-------- Data rows

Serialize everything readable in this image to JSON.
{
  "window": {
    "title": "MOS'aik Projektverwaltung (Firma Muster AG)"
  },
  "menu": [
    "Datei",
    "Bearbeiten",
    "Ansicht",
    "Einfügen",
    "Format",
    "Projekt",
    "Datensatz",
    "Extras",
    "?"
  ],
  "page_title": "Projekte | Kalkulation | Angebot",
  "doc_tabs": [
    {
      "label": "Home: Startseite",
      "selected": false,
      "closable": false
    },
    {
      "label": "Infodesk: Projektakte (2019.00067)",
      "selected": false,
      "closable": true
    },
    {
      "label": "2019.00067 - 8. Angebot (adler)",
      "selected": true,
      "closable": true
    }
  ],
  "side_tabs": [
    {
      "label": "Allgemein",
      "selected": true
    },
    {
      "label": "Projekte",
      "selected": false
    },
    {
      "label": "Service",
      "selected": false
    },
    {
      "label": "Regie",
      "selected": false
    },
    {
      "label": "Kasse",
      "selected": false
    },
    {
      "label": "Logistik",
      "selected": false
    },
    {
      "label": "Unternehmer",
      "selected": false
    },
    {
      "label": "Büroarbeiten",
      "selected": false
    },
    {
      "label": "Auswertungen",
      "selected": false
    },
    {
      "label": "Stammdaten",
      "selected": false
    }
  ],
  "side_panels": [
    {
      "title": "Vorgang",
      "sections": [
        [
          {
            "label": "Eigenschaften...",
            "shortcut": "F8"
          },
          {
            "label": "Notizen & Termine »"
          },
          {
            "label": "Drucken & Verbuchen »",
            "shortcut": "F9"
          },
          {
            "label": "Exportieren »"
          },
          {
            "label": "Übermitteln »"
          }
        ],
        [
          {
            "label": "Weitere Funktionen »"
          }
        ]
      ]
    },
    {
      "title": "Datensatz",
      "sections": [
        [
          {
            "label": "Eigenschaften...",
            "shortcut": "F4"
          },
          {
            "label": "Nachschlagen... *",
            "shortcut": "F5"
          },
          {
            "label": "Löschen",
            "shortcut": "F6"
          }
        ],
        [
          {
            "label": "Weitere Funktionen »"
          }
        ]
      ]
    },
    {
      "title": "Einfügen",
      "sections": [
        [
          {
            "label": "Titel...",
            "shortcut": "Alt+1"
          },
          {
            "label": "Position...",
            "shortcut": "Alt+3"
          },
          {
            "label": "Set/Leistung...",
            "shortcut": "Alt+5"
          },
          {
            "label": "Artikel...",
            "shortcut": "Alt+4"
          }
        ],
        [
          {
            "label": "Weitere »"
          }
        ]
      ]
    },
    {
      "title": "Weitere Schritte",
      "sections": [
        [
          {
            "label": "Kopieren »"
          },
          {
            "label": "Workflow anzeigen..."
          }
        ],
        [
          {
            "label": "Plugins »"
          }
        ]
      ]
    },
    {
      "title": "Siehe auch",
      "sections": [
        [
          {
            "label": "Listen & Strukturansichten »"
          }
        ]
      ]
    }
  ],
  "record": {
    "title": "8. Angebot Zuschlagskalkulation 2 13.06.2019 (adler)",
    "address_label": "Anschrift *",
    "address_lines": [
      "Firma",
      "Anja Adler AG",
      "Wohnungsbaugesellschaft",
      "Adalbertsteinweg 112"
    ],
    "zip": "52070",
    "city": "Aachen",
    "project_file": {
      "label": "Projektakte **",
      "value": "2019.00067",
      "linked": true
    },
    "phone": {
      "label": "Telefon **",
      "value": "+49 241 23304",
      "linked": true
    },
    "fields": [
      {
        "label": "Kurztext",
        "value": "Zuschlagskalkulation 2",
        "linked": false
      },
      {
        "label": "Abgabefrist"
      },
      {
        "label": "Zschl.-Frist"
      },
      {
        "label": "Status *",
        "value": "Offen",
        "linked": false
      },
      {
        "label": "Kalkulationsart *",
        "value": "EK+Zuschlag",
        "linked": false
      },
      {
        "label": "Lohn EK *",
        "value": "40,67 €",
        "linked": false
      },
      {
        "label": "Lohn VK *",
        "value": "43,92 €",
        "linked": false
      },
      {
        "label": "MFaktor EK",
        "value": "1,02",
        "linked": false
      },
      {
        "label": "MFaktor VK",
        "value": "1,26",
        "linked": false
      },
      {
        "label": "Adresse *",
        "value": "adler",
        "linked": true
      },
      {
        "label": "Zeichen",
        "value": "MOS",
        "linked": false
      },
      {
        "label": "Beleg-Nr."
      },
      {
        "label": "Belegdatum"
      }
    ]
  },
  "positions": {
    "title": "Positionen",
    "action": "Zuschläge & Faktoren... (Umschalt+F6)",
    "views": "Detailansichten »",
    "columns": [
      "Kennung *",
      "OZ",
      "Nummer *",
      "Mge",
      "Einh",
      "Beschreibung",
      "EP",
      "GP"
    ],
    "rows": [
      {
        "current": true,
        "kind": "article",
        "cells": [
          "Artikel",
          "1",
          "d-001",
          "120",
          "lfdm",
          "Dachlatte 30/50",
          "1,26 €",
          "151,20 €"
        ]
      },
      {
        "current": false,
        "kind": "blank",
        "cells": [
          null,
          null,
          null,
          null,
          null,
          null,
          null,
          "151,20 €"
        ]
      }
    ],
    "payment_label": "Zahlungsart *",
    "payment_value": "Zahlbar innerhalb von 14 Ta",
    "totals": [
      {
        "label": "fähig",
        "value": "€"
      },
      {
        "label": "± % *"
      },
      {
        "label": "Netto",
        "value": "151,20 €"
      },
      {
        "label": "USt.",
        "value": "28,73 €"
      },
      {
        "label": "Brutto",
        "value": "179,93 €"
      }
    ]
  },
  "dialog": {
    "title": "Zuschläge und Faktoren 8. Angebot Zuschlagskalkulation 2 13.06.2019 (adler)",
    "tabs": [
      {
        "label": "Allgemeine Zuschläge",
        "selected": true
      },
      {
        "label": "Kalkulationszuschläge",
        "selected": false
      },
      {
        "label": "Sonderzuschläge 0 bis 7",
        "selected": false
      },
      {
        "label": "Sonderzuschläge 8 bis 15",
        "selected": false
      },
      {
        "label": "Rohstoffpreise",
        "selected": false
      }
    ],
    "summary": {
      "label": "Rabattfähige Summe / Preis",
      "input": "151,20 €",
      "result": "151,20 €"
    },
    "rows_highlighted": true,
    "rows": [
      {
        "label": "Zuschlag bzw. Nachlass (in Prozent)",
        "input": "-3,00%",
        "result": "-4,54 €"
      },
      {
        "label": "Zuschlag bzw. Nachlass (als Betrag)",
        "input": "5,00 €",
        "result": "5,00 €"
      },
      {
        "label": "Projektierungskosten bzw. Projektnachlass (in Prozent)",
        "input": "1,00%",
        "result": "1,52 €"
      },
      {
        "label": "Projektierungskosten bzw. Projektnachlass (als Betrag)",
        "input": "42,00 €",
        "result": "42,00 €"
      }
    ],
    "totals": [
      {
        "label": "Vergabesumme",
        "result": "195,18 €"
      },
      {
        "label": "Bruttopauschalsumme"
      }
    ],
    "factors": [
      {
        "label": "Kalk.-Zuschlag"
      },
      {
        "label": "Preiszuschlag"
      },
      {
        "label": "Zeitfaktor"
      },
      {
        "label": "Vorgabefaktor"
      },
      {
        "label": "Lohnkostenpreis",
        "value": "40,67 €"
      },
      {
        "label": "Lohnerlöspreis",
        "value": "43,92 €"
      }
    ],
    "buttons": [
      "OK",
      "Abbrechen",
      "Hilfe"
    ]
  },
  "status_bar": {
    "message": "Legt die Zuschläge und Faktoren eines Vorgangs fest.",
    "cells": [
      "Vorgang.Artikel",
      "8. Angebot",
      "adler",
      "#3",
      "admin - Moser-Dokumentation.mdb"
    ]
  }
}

----------------

### Description of the task
Generate an exact reproduction of all entries.

### Solution for this exercise
Serialize everything readable in this image to JSON.
{
  "window": {
    "title": "MOS'aik Projektverwaltung (Firma Muster AG)"
  },
  "menu": [
    "Datei",
    "Bearbeiten",
    "Ansicht",
    "Einfügen",
    "Format",
    "Projekt",
    "Datensatz",
    "Extras",
    "?"
  ],
  "page_title": "Projekte | Kalkulation | Angebot",
  "doc_tabs": [
    {
      "label": "Home: Startseite",
      "selected": false,
      "closable": false
    },
    {
      "label": "Infodesk: Projektakte (2019.00067)",
      "selected": false,
      "closable": true
    },
    {
      "label": "2019.00067 - 8. Angebot (adler)",
      "selected": true,
      "closable": true
    }
  ],
  "side_tabs": [
    {
      "label": "Allgemein",
      "selected": true
    },
    {
      "label": "Projekte",
      "selected": false
    },
    {
      "label": "Service",
      "selected": false
    },
    {
      "label": "Regie",
      "selected": false
    },
    {
      "label": "Kasse",
      "selected": false
    },
    {
      "label": "Logistik",
      "selected": false
    },
    {
      "label": "Unternehmer",
      "selected": false
    },
    {
      "label": "Büroarbeiten",
      "selected": false
    },
    {
      "label": "Auswertungen",
      "selected": false
    },
    {
      "label": "Stammdaten",
      "selected": false
    }
  ],
  "side_panels": [
    {
      "title": "Vorgang",
      "sections": [
        [
          {
            "label": "Eigenschaften...",
            "shortcut": "F8"
          },
          {
            "label": "Notizen & Termine »"
          },
          {
            "label": "Drucken & Verbuchen »",
            "shortcut": "F9"
          },
          {
            "label": "Exportieren »"
          },
          {
            "label": "Übermitteln »"
          }
        ],
        [
          {
            "label": "Weitere Funktionen »"
          }
        ]
      ]
    },
    {
      "title": "Datensatz",
      "sections": [
        [
          {
            "label": "Eigenschaften...",
            "shortcut": "F4"
          },
          {
            "label": "Nachschlagen... *",
            "shortcut": "F5"
          },
          {
            "label": "Löschen",
            "shortcut": "F6"
          }
        ],
        [
          {
            "label": "Weitere Funktionen »"
          }
        ]
      ]
    },
    {
      "title": "Einfügen",
      "sections": [
        [
          {
            "label": "Titel...",
            "shortcut": "Alt+1"
          },
          {
            "label": "Position...",
            "shortcut": "Alt+3"
          },
          {
            "label": "Set/Leistung...",
            "shortcut": "Alt+5"
          },
          {
            "label": "Artikel...",
            "shortcut": "Alt+4"
          }
        ],
        [
          {
            "label": "Weitere »"
          }
        ]
      ]
    },
    {
      "title": "Weitere Schritte",
      "sections": [
        [
          {
            "label": "Kopieren »"
          },
          {
            "label": "Workflow anzeigen..."
          }
        ],
        [
          {
            "label": "Plugins »"
          }
        ]
      ]
    },
    {
      "title": "Siehe auch",
      "sections": [
        [
          {
            "label": "Listen & Strukturansichten »"
          }
        ]
      ]
    }
  ],
  "record": {
    "title": "8. Angebot Zuschlagskalkulation 2 13.06.2019 (adler)",
    "address_label": "Anschrift *",
    "address_lines": [
      "Firma",
      "Anja Adler AG",
      "Wohnungsbaugesellschaft",
      "Adalbertsteinweg 112"
    ],
    "zip": "52070",
    "city": "Aachen",
    "project_file": {
      "label": "Projektakte **",
      "value": "2019.00067",
      "linked": true
    },
    "phone": {
      "label": "Telefon **",
      "value": "+49 241 23304",
      "linked": true
    },
    "fields": [
      {
        "label": "Kurztext",
        "value": "Zuschlagskalkulation 2",
        "linked": false
      },
      {
        "label": "Abgabefrist"
      },
      {
        "label": "Zschl.-Frist"
      },
      {
        "label": "Status *",
        "value": "Offen",
        "linked": false
      },
      {
        "label": "Kalkulationsart *",
        "value": "EK+Zuschlag",
        "linked": false
      },
      {
        "label": "Lohn EK *",
        "value": "40,67 €",
        "linked": false
      },
      {
        "label": "Lohn VK *",
        "value": "43,92 €",
        "linked": false
      },
      {
        "label": "MFaktor EK",
        "value": "1,02",
        "linked": false
      },
      {
        "label": "MFaktor VK",
        "value": "1,26",
        "linked": false
      },
      {
        "label": "Adresse *",
        "value": "adler",
        "linked": true
      },
      {
        "label": "Zeichen",
        "value": "MOS",
        "linked": false
      },
      {
        "label": "Beleg-Nr."
      },
      {
        "label": "Belegdatum"
      }
    ]
  },
  "positions": {
    "title": "Positionen",
    "action": "Zuschläge & Faktoren... (Umschalt+F6)",
    "views": "Detailansichten »",
    "columns": [
      "Kennung *",
      "OZ",
      "Nummer *",
      "Mge",
      "Einh",
      "Beschreibung",
      "EP",
      "GP"
    ],
    "rows": [
      {
        "current": true,
        "kind": "article",
        "cells": [
          "Artikel",
          "1",
          "d-001",
          "120",
          "lfdm",
          "Dachlatte 30/50",
          "1,26 €",
          "151,20 €"
        ]
      },
      {
        "current": false,
        "kind": "blank",
        "cells": [
          null,
          null,
          null,
          null,
          null,
          null,
          null,
          "151,20 €"
        ]
      }
    ],
    "payment_label": "Zahlungsart *",
    "payment_value": "Zahlbar innerhalb von 14 Ta",
    "totals": [
      {
        "label": "fähig",
        "value": "€"
      },
      {
        "label": "± % *"
      },
      {
        "label": "Netto",
        "value": "151,20 €"
      },
      {
        "label": "USt.",
        "value": "28,73 €"
      },
      {
        "label": "Brutto",
        "value": "179,93 €"
      }
    ]
  },
  "dialog": {
    "title": "Zuschläge und Faktoren 8. Angebot Zuschlagskalkulation 2 13.06.2019 (adler)",
    "tabs": [
      {
        "label": "Allgemeine Zuschläge",
        "selected": true
      },
      {
        "label": "Kalkulationszuschläge",
        "selected": false
      },
      {
        "label": "Sonderzuschläge 0 bis 7",
        "selected": false
      },
      {
        "label": "Sonderzuschläge 8 bis 15",
        "selected": false
      },
      {
        "label": "Rohstoffpreise",
        "selected": false
      }
    ],
    "summary": {
      "label": "Rabattfähige Summe / Preis",
      "input": "151,20 €",
      "result": "151,20 €"
    },
    "rows_highlighted": true,
    "rows": [
      {
        "label": "Zuschlag bzw. Nachlass (in Prozent)",
        "input": "-3,00%",
        "result": "-4,54 €"
      },
      {
        "label": "Zuschlag bzw. Nachlass (als Betrag)",
        "input": "5,00 €",
        "result": "5,00 €"
      },
      {
        "label": "Projektierungskosten bzw. Projektnachlass (in Prozent)",
        "input": "1,00%",
        "result": "1,52 €"
      },
      {
        "label": "Projektierungskosten bzw. Projektnachlass (als Betrag)",
        "input": "42,00 €",
        "result": "42,00 €"
      }
    ],
    "totals": [
      {
        "label": "Vergabesumme",
        "result": "195,18 €"
      },
      {
        "label": "Bruttopauschalsumme"
      }
    ],
    "factors": [
      {
        "label": "Kalk.-Zuschlag"
      },
      {
        "label": "Preiszuschlag"
      },
      {
        "label": "Zeitfaktor"
      },
      {
        "label": "Vorgabefaktor"
      },
      {
        "label": "Lohnkostenpreis",
        "value": "40,67 €"
      },
      {
        "label": "Lohnerlöspreis",
        "value": "43,92 €"
      }
    ],
    "buttons": [
      "OK",
      "Abbrechen",
      "Hilfe"
    ]
  },
  "status_bar": {
    "message": "Legt die Zuschläge und Faktoren eines Vorgangs fest.",
    "cells": [
      "Vorgang.Artikel",
      "8. Angebot",
      "adler",
      "#3",
      "admin - Moser-Dokumentation.mdb"
    ]
  }
}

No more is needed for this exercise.